#### [Extracted records]
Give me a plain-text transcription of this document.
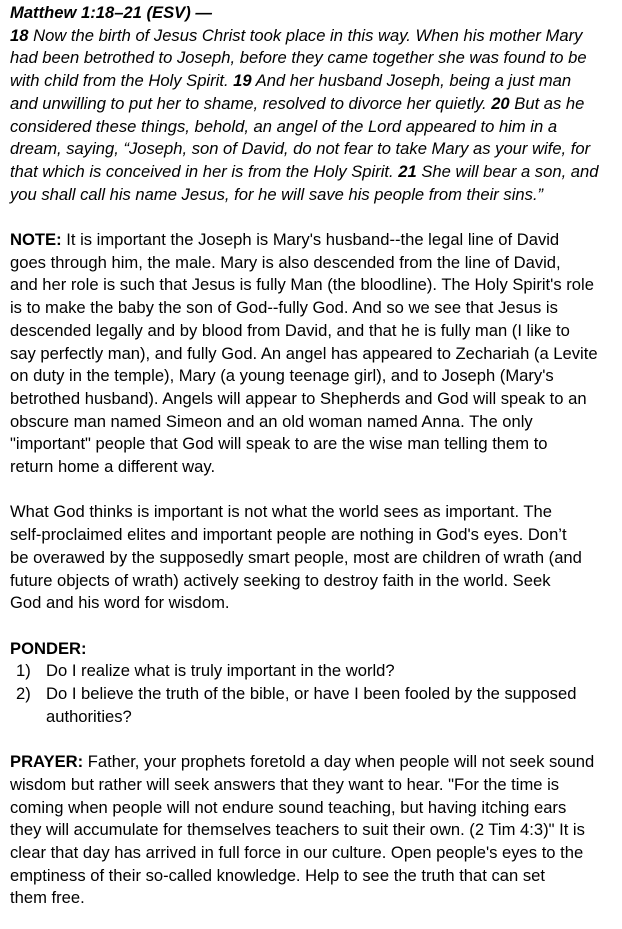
Matthew 1:18–21 (ESV) —
18 Now the birth of Jesus Christ took place in this way. When his mother Mary
had been betrothed to Joseph, before they came together she was found to be
with child from the Holy Spirit. 19 And her husband Joseph, being a just man
and unwilling to put her to shame, resolved to divorce her quietly. 20 But as he
considered these things, behold, an angel of the Lord appeared to him in a
dream, saying, “Joseph, son of David, do not fear to take Mary as your wife, for
that which is conceived in her is from the Holy Spirit. 21 She will bear a son, and
you shall call his name Jesus, for he will save his people from their sins.”
NOTE: It is important the Joseph is Mary's husband--the legal line of David
goes through him, the male. Mary is also descended from the line of David,
and her role is such that Jesus is fully Man (the bloodline). The Holy Spirit's role
is to make the baby the son of God--fully God. And so we see that Jesus is
descended legally and by blood from David, and that he is fully man (I like to
say perfectly man), and fully God. An angel has appeared to Zechariah (a Levite
on duty in the temple), Mary (a young teenage girl), and to Joseph (Mary's
betrothed husband). Angels will appear to Shepherds and God will speak to an
obscure man named Simeon and an old woman named Anna. The only
"important" people that God will speak to are the wise man telling them to
return home a different way.
What God thinks is important is not what the world sees as important. The
self-proclaimed elites and important people are nothing in God's eyes. Don’t
be overawed by the supposedly smart people, most are children of wrath (and
future objects of wrath) actively seeking to destroy faith in the world. Seek
God and his word for wisdom.
PONDER:
1) Do I realize what is truly important in the world?
2) Do I believe the truth of the bible, or have I been fooled by the supposed
authorities?
PRAYER: Father, your prophets foretold a day when people will not seek sound
wisdom but rather will seek answers that they want to hear. "For the time is
coming when people will not endure sound teaching, but having itching ears
they will accumulate for themselves teachers to suit their own. (2 Tim 4:3)" It is
clear that day has arrived in full force in our culture. Open people's eyes to the
emptiness of their so-called knowledge. Help to see the truth that can set
them free.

#### [What you need to do]
State, as a number only, how many lines in the entries include "world".

#### [Answer below]
3